**To do**
**A)** From the PFAS consortium proposal, list the universities whose researchers and innovation leaders attended the workshop.
**B)** According to the PFAS consortium proposal, on what date was the NJIT Center for Translational Research PFAS workshop held?
**C)** Write the next part of the PFAS consortium proposal, starting after its last sentence.

This strategic New Jersey Partnership Innovation Consortium on PFAS (NJ PIC-PFAS) for Remediation, Decontamination, and Management proposal is based on the visionary discussions with more than 200 industry, university, government and community leaders at the NJIT Center for Translational Research Workshop on Translational Research and Technology Innovations for PFAS Decontaminations on April 24, 2025.  The CTR PFAS workshop was enthusiastically attended by NJ legislators including Senator Paul Sarlo, Assemblywoman Lisa Swain, NJDEP Chief Strategy Officer Kati Angarone, executives from more than 35 companies including Veolia, AECOM, Revive, Allonia, American Water, Arcadis,Carollo, Resin Tech, Mott McDonald, T&M, Colliers, and others, academic researchers and innovation leaders from Princeton, Rutgers, Stevens, Rowan, and NJIT, and executives from utilities companies including Passaic Valley Water Commission, Ridgewood Water, Middlesex Water Company, Atlantic County Utilities Authority, Brick Utilities, City of Newark, City of Boonton,  and others.  They clearly identified the critical need to establish a strategic partnerships-based university-industry-government-community ecosystem in the form of an innovation center in New Jersey to address the growing challenge of detection, monitoring, remediation, decontamination and management of PFAS in water, soil, and environment to help NJ utility companies, cities and communities strive for a healthier society. The CTR Workshop program booklet, video recording and summary of discussion at the workshop are available at here.

At the CTR Workshop, Senator Paul Sarlo emphasized the critical need to develop a blueprint addressingPFAS contamination in NJ through innovation translation with researchers, industry partners, utility providers and regulatory agencies who best understand the ground-level realities. Assemblywoman Lisa Swain also brought both urgency and empathy in her remarks, framing PFAS as not just an environmental issue but also a deeply personal and public health crisis. Swain outlined her legislative efforts to address the crisis, including sponsoring bills to ban PFAS in personal care products, improve public notification systems, and increase funding for infrastructure upgrades. She emphasized the importance of cross-sector partnerships to translate research into effective legislation and reiterated that solving the PFAS crisis would require not only science and policy but public trust and education.

**Available data**
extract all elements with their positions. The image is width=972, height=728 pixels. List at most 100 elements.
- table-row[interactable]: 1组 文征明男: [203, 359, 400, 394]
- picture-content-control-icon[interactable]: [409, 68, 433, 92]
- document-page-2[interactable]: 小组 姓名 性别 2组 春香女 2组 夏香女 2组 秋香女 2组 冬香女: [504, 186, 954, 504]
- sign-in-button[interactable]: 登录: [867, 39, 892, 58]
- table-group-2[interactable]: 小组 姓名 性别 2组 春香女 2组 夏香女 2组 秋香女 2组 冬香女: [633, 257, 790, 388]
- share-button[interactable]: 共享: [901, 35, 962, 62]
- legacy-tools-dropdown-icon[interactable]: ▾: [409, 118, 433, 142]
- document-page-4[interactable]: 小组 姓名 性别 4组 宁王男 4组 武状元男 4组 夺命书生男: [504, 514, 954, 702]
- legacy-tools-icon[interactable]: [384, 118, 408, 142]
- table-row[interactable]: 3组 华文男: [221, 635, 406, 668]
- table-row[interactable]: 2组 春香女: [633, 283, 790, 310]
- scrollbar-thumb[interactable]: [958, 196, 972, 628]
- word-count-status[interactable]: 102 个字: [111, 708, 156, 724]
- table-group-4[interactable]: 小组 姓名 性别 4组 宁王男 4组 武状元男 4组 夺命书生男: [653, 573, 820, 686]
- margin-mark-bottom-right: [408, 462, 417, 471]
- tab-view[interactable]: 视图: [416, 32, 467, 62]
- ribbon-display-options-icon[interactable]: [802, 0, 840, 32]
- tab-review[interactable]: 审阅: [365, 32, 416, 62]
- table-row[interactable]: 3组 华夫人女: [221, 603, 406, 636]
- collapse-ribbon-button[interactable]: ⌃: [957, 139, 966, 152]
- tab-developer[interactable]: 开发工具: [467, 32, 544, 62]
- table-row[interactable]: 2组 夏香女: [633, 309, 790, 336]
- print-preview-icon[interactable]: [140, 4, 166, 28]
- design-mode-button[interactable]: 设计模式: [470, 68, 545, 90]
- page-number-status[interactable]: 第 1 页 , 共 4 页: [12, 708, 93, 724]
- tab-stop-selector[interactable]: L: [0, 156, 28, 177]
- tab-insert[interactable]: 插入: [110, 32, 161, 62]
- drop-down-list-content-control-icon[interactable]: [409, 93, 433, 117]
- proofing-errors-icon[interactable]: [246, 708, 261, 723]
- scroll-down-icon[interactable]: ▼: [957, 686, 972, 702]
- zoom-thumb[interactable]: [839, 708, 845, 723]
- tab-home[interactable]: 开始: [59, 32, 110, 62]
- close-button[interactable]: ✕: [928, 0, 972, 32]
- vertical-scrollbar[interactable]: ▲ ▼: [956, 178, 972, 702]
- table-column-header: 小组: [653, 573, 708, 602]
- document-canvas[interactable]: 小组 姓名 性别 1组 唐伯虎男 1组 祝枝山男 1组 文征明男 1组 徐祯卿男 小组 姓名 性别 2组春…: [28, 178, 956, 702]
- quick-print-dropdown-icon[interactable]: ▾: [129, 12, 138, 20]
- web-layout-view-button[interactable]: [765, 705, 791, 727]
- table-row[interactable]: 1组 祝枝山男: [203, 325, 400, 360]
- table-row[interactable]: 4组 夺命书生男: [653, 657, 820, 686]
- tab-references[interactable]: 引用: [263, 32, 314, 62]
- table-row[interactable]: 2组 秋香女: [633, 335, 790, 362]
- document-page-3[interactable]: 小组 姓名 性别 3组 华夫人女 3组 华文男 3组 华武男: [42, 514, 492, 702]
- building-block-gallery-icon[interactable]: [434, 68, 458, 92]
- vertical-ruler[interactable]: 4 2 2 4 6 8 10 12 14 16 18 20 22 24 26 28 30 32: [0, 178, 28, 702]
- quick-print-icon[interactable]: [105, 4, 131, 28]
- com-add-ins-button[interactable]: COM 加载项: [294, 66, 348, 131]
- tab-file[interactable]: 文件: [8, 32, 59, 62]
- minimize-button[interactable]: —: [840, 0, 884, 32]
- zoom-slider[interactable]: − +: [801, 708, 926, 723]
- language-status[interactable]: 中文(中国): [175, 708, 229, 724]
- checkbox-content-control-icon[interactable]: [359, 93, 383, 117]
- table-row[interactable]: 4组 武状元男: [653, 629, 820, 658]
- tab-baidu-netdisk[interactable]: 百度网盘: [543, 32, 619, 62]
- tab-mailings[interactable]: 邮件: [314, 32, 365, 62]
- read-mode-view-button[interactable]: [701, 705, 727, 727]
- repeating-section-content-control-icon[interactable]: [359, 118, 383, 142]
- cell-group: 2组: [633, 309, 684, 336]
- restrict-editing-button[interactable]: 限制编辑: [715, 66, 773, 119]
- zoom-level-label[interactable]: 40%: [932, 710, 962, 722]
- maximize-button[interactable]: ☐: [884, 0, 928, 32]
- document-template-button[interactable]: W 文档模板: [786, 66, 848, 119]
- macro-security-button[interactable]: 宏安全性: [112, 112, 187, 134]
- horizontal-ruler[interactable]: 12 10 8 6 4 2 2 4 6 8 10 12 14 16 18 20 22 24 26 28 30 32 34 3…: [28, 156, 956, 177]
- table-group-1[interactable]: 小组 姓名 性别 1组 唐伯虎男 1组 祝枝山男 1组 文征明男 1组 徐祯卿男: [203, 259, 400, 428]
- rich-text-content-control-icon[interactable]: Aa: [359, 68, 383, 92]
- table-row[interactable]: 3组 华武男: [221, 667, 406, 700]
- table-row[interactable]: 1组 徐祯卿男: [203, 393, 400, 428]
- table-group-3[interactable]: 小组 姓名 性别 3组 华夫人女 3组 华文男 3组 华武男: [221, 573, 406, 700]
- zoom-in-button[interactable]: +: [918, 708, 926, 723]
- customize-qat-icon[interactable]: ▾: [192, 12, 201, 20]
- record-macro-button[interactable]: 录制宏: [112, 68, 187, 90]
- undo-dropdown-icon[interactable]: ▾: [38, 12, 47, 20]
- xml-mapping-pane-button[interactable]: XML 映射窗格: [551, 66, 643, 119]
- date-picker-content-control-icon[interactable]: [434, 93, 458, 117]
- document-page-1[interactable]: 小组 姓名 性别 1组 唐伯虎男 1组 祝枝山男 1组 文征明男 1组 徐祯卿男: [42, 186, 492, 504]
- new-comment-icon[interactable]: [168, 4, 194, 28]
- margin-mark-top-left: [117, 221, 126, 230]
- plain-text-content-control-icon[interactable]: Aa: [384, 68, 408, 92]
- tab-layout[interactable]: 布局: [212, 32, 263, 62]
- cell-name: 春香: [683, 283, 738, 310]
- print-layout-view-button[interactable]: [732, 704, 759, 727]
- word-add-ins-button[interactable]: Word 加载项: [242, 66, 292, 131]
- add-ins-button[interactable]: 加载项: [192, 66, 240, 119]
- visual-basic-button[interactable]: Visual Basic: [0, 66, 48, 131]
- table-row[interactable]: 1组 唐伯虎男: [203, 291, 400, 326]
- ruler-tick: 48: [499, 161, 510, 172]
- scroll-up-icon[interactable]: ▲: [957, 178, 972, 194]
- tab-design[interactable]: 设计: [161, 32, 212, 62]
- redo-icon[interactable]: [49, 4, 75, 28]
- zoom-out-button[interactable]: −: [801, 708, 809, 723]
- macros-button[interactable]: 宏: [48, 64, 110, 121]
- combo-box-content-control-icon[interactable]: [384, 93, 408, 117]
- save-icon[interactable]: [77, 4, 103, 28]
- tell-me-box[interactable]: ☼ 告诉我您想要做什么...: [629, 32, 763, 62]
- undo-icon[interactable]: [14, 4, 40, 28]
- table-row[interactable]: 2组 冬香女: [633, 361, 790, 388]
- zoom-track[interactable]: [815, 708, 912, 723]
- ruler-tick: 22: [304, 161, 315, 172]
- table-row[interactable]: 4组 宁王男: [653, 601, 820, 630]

**Responses to the tasks**
**A)** Princeton, Rutgers, Stevens, Rowan, NJIT

**B)** April 24, 2025

**C)**
New Jersey Department of Environmental Protection (NJDEP) and NJIT Center for Translational Research cohosted NJDEP 2025 PFAS Summit (https://dep.nj.gov/pfas-summit/)  on October 9-10, 2025. The summit was attended by about 400 experts, leaders, and stakeholders from industry, academia, government, community, utilities and consulting companies. The PFAS Summit featured in-depth discussion, collaboration, and innovation focused on PFAS - examining their impact, exploring solutions, and advancing efforts to protect public health and the environment.

 

The NJDEP 2025 PFAS Summit was opened by Commissioner Shawn LaTourette and Deputy Commissioner Kati Angarone who shared their vision and led the discussions on PFAS contamination challenges and growing concerns in the society. With their leadership and NJDEP strategic initiatives, New Jersey has emerged as a national leader in PFAS monitoring and regulatory compliance specifically in drinking water and the environment. The Summit with 12 keynote and panel sessions addressed data collection, monitoring and assessment, standards and regulations and remediation and destruction technologies linked with multi-media contaminations of PFAS chemicals and compounds in drinking water, wastewater, soil, air, food, packaging and consumer products impacting public health and environment.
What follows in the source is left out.